-- Start --
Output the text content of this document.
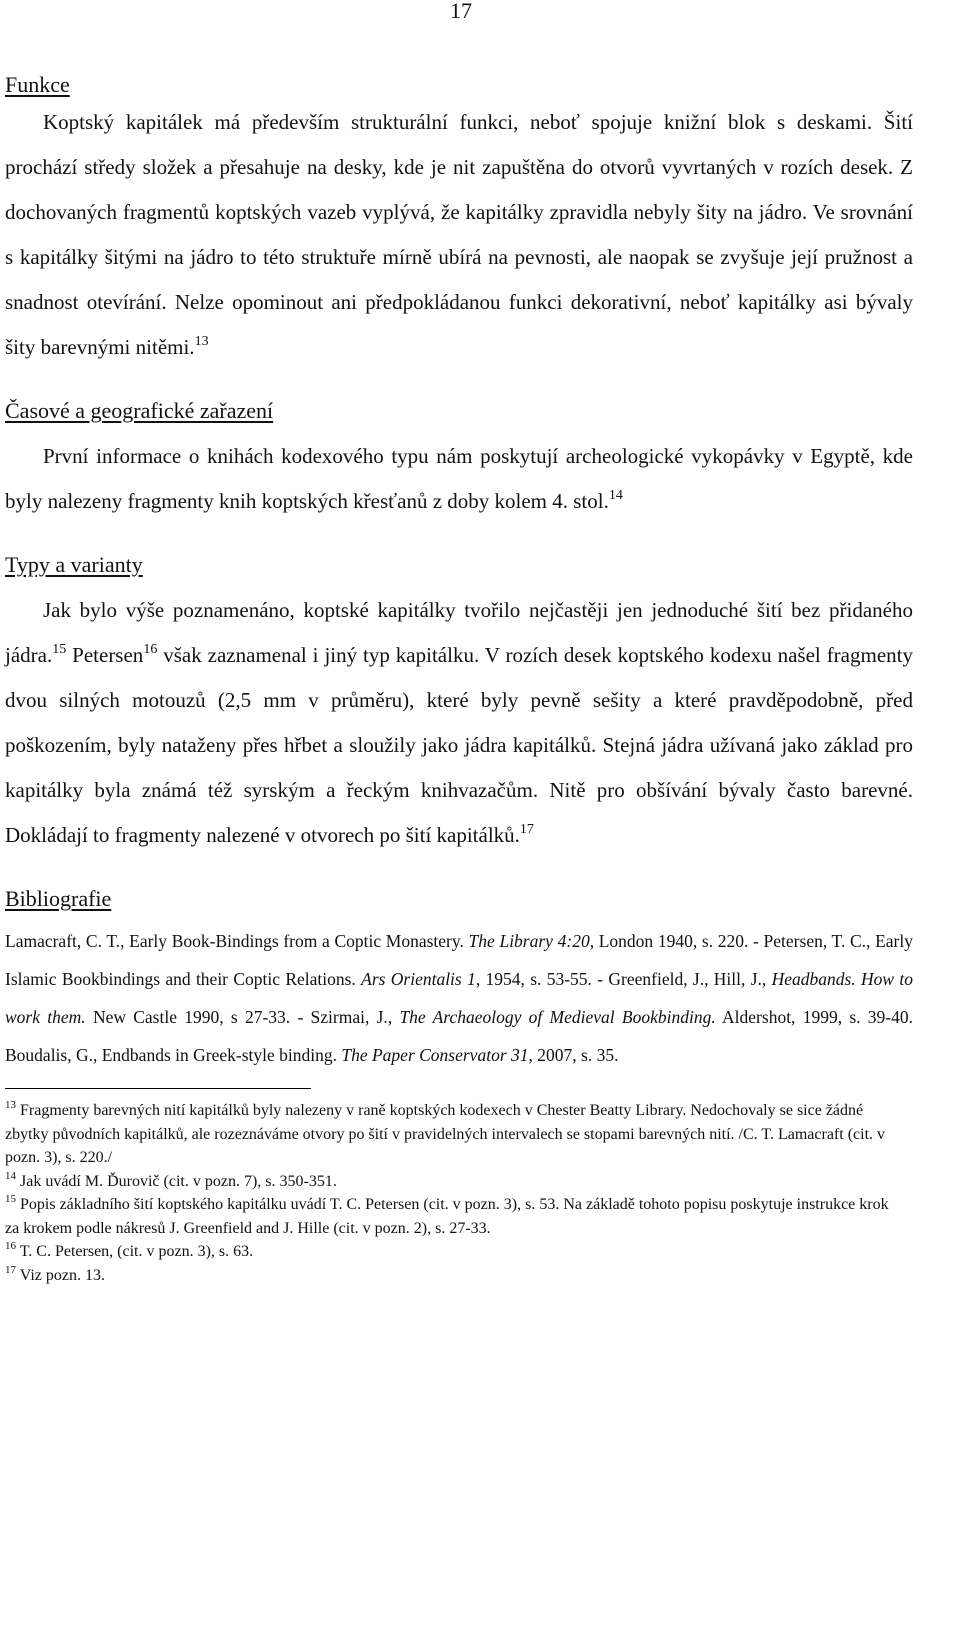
17
Funkce

Koptský kapitálek má především strukturální funkci, neboť spojuje knižní blok s deskami. Šití prochází středy složek a přesahuje na desky, kde je nit zapuštěna do otvorů vyvrtaných v rozích desek. Z dochovaných fragmentů koptských vazeb vyplývá, že kapitálky zpravidla nebyly šity na jádro. Ve srovnání s kapitálky šitými na jádro to této struktuře mírně ubírá na pevnosti, ale naopak se zvyšuje její pružnost a snadnost otevírání. Nelze opominout ani předpokládanou funkci dekorativní, neboť kapitálky asi bývaly šity barevnými nitěmi.$^{13}$

Časové a geografické zařazení

První informace o knihách kodexového typu nám poskytují archeologické vykopávky v Egyptě, kde byly nalezeny fragmenty knih koptských křesťanů z doby kolem 4. stol.$^{14}$

Typy a varianty

Jak bylo výše poznamenáno, koptské kapitálky tvořilo nejčastěji jen jednoduché šití bez přidaného jádra.$^{15}$ Petersen$^{16}$ však zaznamenal i jiný typ kapitálku. V rozích desek koptského kodexu našel fragmenty dvou silných motouzů (2,5 mm v průměru), které byly pevně sešity a které pravděpodobně, před poškozením, byly nataženy přes hřbet a sloužily jako jádra kapitálků. Stejná jádra užívaná jako základ pro kapitálky byla známá též syrským a řeckým knihvazačům. Nitě pro obšívání bývaly často barevné. Dokládají to fragmenty nalezené v otvorech po šití kapitálků.$^{17}$

Bibliografie

Lamacraft, C. T., Early Book-Bindings from a Coptic Monastery. The Library 4:20, London 1940, s. 220. - Petersen, T. C., Early Islamic Bookbindings and their Coptic Relations. Ars Orientalis 1, 1954, s. 53-55. - Greenfield, J., Hill, J., Headbands. How to work them. New Castle 1990, s 27-33. - Szirmai, J., The Archaeology of Medieval Bookbinding. Aldershot, 1999, s. 39-40. Boudalis, G., Endbands in Greek-style binding. The Paper Conservator 31, 2007, s. 35.

$^{13}$ Fragmenty barevných nití kapitálků byly nalezeny v raně koptských kodexech v Chester Beatty Library. Nedochovaly se sice žádné zbytky původních kapitálků, ale rozeznáváme otvory po šití v pravidelných intervalech se stopami barevných nití. /C. T. Lamacraft (cit. v pozn. 3), s. 220./

$^{14}$ Jak uvádí M. Ďurovič (cit. v pozn. 7), s. 350-351.

$^{15}$ Popis základního šití koptského kapitálku uvádí T. C. Petersen (cit. v pozn. 3), s. 53. Na základě tohoto popisu poskytuje instrukce krok za krokem podle nákresů J. Greenfield and J. Hille (cit. v pozn. 2), s. 27-33.

$^{16}$ T. C. Petersen, (cit. v pozn. 3), s. 63.

$^{17}$ Viz pozn. 13.
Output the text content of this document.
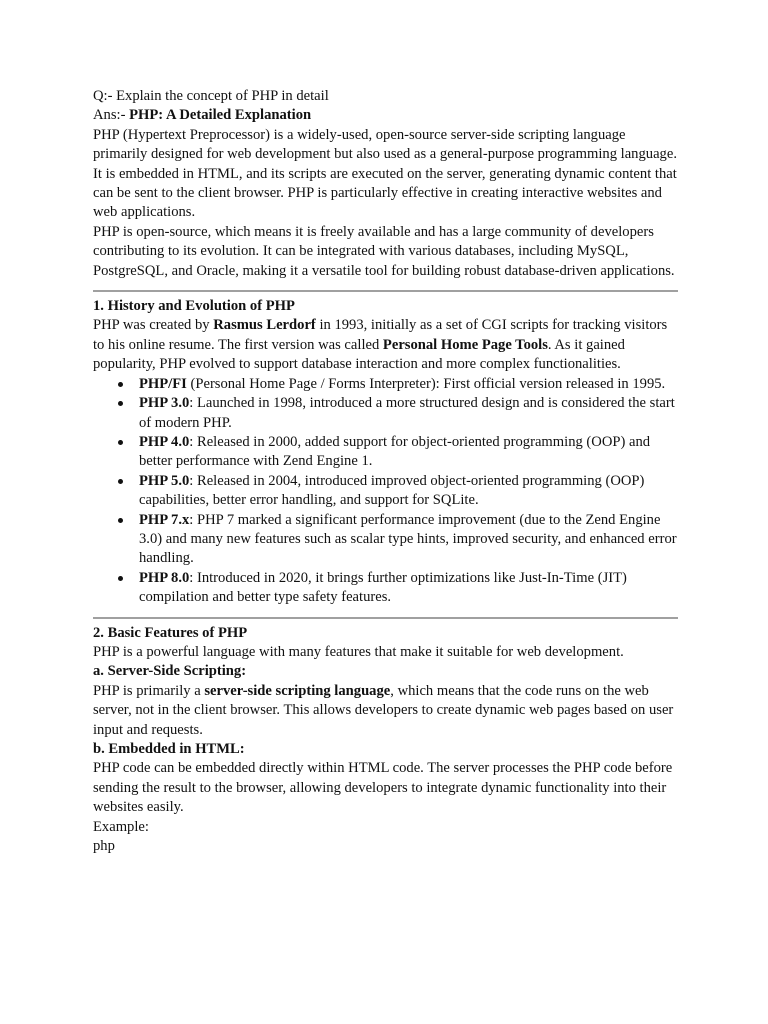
Q:- Explain the concept of PHP in detail

Ans:- PHP: A Detailed Explanation

PHP (Hypertext Preprocessor) is a widely-used, open-source server-side scripting language primarily designed for web development but also used as a general-purpose programming language. It is embedded in HTML, and its scripts are executed on the server, generating dynamic content that can be sent to the client browser. PHP is particularly effective in creating interactive websites and web applications.

PHP is open-source, which means it is freely available and has a large community of developers contributing to its evolution. It can be integrated with various databases, including MySQL, PostgreSQL, and Oracle, making it a versatile tool for building robust database-driven applications.

1. History and Evolution of PHP

PHP was created by Rasmus Lerdorf in 1993, initially as a set of CGI scripts for tracking visitors to his online resume. The first version was called Personal Home Page Tools. As it gained popularity, PHP evolved to support database interaction and more complex functionalities.

PHP/FI (Personal Home Page / Forms Interpreter): First official version released in 1995.
PHP 3.0: Launched in 1998, introduced a more structured design and is considered the start of modern PHP.
PHP 4.0: Released in 2000, added support for object-oriented programming (OOP) and better performance with Zend Engine 1.
PHP 5.0: Released in 2004, introduced improved object-oriented programming (OOP) capabilities, better error handling, and support for SQLite.
PHP 7.x: PHP 7 marked a significant performance improvement (due to the Zend Engine 3.0) and many new features such as scalar type hints, improved security, and enhanced error handling.
PHP 8.0: Introduced in 2020, it brings further optimizations like Just-In-Time (JIT) compilation and better type safety features.

2. Basic Features of PHP

PHP is a powerful language with many features that make it suitable for web development.

a. Server-Side Scripting:

PHP is primarily a server-side scripting language, which means that the code runs on the web server, not in the client browser. This allows developers to create dynamic web pages based on user input and requests.

b. Embedded in HTML:

PHP code can be embedded directly within HTML code. The server processes the PHP code before sending the result to the browser, allowing developers to integrate dynamic functionality into their websites easily.

Example:

php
-- End --
| What the exercise asks |
Write the records above out again exactly, with no pictures in your copy.

| Result below |
Output the text content of this document.
17
Funkce

Koptský kapitálek má především strukturální funkci, neboť spojuje knižní blok s deskami. Šití prochází středy složek a přesahuje na desky, kde je nit zapuštěna do otvorů vyvrtaných v rozích desek. Z dochovaných fragmentů koptských vazeb vyplývá, že kapitálky zpravidla nebyly šity na jádro. Ve srovnání s kapitálky šitými na jádro to této struktuře mírně ubírá na pevnosti, ale naopak se zvyšuje její pružnost a snadnost otevírání. Nelze opominout ani předpokládanou funkci dekorativní, neboť kapitálky asi bývaly šity barevnými nitěmi.$^{13}$

Časové a geografické zařazení

První informace o knihách kodexového typu nám poskytují archeologické vykopávky v Egyptě, kde byly nalezeny fragmenty knih koptských křesťanů z doby kolem 4. stol.$^{14}$

Typy a varianty

Jak bylo výše poznamenáno, koptské kapitálky tvořilo nejčastěji jen jednoduché šití bez přidaného jádra.$^{15}$ Petersen$^{16}$ však zaznamenal i jiný typ kapitálku. V rozích desek koptského kodexu našel fragmenty dvou silných motouzů (2,5 mm v průměru), které byly pevně sešity a které pravděpodobně, před poškozením, byly nataženy přes hřbet a sloužily jako jádra kapitálků. Stejná jádra užívaná jako základ pro kapitálky byla známá též syrským a řeckým knihvazačům. Nitě pro obšívání bývaly často barevné. Dokládají to fragmenty nalezené v otvorech po šití kapitálků.$^{17}$

Bibliografie

Lamacraft, C. T., Early Book-Bindings from a Coptic Monastery. The Library 4:20, London 1940, s. 220. - Petersen, T. C., Early Islamic Bookbindings and their Coptic Relations. Ars Orientalis 1, 1954, s. 53-55. - Greenfield, J., Hill, J., Headbands. How to work them. New Castle 1990, s 27-33. - Szirmai, J., The Archaeology of Medieval Bookbinding. Aldershot, 1999, s. 39-40. Boudalis, G., Endbands in Greek-style binding. The Paper Conservator 31, 2007, s. 35.

$^{13}$ Fragmenty barevných nití kapitálků byly nalezeny v raně koptských kodexech v Chester Beatty Library. Nedochovaly se sice žádné zbytky původních kapitálků, ale rozeznáváme otvory po šití v pravidelných intervalech se stopami barevných nití. /C. T. Lamacraft (cit. v pozn. 3), s. 220./

$^{14}$ Jak uvádí M. Ďurovič (cit. v pozn. 7), s. 350-351.

$^{15}$ Popis základního šití koptského kapitálku uvádí T. C. Petersen (cit. v pozn. 3), s. 53. Na základě tohoto popisu poskytuje instrukce krok za krokem podle nákresů J. Greenfield and J. Hille (cit. v pozn. 2), s. 27-33.

$^{16}$ T. C. Petersen, (cit. v pozn. 3), s. 63.

$^{17}$ Viz pozn. 13.
Output the text content of this document.
Q:- Explain the concept of PHP in detail

Ans:- PHP: A Detailed Explanation

PHP (Hypertext Preprocessor) is a widely-used, open-source server-side scripting language primarily designed for web development but also used as a general-purpose programming language. It is embedded in HTML, and its scripts are executed on the server, generating dynamic content that can be sent to the client browser. PHP is particularly effective in creating interactive websites and web applications.

PHP is open-source, which means it is freely available and has a large community of developers contributing to its evolution. It can be integrated with various databases, including MySQL, PostgreSQL, and Oracle, making it a versatile tool for building robust database-driven applications.

1. History and Evolution of PHP

PHP was created by Rasmus Lerdorf in 1993, initially as a set of CGI scripts for tracking visitors to his online resume. The first version was called Personal Home Page Tools. As it gained popularity, PHP evolved to support database interaction and more complex functionalities.

PHP/FI (Personal Home Page / Forms Interpreter): First official version released in 1995.
PHP 3.0: Launched in 1998, introduced a more structured design and is considered the start of modern PHP.
PHP 4.0: Released in 2000, added support for object-oriented programming (OOP) and better performance with Zend Engine 1.
PHP 5.0: Released in 2004, introduced improved object-oriented programming (OOP) capabilities, better error handling, and support for SQLite.
PHP 7.x: PHP 7 marked a significant performance improvement (due to the Zend Engine 3.0) and many new features such as scalar type hints, improved security, and enhanced error handling.
PHP 8.0: Introduced in 2020, it brings further optimizations like Just-In-Time (JIT) compilation and better type safety features.

2. Basic Features of PHP

PHP is a powerful language with many features that make it suitable for web development.

a. Server-Side Scripting:

PHP is primarily a server-side scripting language, which means that the code runs on the web server, not in the client browser. This allows developers to create dynamic web pages based on user input and requests.

b. Embedded in HTML:

PHP code can be embedded directly within HTML code. The server processes the PHP code before sending the result to the browser, allowing developers to integrate dynamic functionality into their websites easily.

Example:

php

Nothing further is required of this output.